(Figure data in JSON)

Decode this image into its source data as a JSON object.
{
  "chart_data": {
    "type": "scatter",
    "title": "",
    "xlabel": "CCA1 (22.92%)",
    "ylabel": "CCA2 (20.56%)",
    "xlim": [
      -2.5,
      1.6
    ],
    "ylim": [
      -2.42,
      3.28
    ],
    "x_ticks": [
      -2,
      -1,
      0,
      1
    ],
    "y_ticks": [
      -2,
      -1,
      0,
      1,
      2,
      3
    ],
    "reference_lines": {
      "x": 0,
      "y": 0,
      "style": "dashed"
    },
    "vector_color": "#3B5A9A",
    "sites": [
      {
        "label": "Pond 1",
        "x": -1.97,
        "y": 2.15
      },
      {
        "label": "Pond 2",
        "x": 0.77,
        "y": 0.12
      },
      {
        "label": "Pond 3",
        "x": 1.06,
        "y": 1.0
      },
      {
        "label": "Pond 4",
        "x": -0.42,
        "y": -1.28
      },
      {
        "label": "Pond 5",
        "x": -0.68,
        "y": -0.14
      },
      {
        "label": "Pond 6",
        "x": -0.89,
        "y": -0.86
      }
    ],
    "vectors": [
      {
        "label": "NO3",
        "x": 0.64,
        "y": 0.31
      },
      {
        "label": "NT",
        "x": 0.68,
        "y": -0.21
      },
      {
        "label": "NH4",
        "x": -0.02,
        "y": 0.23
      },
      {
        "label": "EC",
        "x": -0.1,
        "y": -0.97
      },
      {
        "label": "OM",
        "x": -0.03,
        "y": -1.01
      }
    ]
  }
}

* * *

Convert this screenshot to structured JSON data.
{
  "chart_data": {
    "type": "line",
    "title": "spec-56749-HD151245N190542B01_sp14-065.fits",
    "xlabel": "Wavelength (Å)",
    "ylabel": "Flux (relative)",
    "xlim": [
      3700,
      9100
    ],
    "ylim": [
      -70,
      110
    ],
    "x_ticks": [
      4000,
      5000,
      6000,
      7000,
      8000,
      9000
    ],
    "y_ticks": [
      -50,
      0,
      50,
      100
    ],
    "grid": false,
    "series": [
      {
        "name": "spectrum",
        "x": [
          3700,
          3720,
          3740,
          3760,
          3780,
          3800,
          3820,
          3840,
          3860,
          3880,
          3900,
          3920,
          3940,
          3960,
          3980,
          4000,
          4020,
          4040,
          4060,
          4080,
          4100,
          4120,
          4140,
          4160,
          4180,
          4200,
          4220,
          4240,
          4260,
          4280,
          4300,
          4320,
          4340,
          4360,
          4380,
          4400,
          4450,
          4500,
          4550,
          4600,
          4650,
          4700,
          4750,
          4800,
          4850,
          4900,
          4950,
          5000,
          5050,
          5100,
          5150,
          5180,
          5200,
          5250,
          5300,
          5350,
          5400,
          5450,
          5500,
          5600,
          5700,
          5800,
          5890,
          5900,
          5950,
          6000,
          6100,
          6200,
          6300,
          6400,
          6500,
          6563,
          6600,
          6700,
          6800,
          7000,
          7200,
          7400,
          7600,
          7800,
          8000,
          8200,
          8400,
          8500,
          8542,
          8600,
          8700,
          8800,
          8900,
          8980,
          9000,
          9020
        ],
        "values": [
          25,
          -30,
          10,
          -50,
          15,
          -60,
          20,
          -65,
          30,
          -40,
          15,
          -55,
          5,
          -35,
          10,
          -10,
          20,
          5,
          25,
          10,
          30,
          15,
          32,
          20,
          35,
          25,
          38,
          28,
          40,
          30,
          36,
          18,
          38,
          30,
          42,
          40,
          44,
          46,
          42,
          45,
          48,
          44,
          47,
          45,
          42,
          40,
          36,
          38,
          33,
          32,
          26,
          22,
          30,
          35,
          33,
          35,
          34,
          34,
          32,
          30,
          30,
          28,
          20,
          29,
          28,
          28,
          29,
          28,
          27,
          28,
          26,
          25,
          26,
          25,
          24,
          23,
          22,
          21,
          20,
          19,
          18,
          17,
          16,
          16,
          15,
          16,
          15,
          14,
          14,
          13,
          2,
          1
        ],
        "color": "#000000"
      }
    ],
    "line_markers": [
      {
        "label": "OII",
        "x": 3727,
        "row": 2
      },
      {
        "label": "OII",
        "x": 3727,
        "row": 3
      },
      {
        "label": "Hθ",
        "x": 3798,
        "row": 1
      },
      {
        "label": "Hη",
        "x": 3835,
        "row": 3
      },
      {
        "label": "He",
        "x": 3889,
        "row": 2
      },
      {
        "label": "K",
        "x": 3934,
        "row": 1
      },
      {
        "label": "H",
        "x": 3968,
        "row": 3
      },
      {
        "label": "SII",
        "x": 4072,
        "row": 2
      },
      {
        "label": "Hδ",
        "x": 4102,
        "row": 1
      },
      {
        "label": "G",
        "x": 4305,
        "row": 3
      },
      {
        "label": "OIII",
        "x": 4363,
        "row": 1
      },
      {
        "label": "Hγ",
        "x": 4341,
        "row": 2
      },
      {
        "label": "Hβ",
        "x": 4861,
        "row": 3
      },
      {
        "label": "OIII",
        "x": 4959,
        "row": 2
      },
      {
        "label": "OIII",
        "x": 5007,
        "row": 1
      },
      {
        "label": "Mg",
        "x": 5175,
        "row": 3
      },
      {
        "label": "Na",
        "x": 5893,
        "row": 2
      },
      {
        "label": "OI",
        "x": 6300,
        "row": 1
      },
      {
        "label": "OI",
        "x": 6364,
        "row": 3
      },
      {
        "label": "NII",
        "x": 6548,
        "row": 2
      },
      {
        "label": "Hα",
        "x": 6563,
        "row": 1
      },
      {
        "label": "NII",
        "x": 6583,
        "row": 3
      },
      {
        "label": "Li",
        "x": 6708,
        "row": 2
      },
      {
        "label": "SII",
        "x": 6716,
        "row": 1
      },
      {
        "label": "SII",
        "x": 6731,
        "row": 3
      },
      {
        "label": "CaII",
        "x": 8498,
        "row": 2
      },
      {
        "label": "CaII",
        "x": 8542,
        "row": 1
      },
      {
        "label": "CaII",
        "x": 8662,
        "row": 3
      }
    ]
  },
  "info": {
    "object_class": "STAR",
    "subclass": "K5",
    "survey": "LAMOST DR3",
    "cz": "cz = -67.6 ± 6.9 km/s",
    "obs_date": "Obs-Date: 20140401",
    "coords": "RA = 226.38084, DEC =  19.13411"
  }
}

## AIM OF THE EXERCISE
Pick out each line that holds the string "ylabel".

## COMPLETED TASK
    "ylabel": "CCA2 (20.56%)",
    "ylabel": "Flux (relative)",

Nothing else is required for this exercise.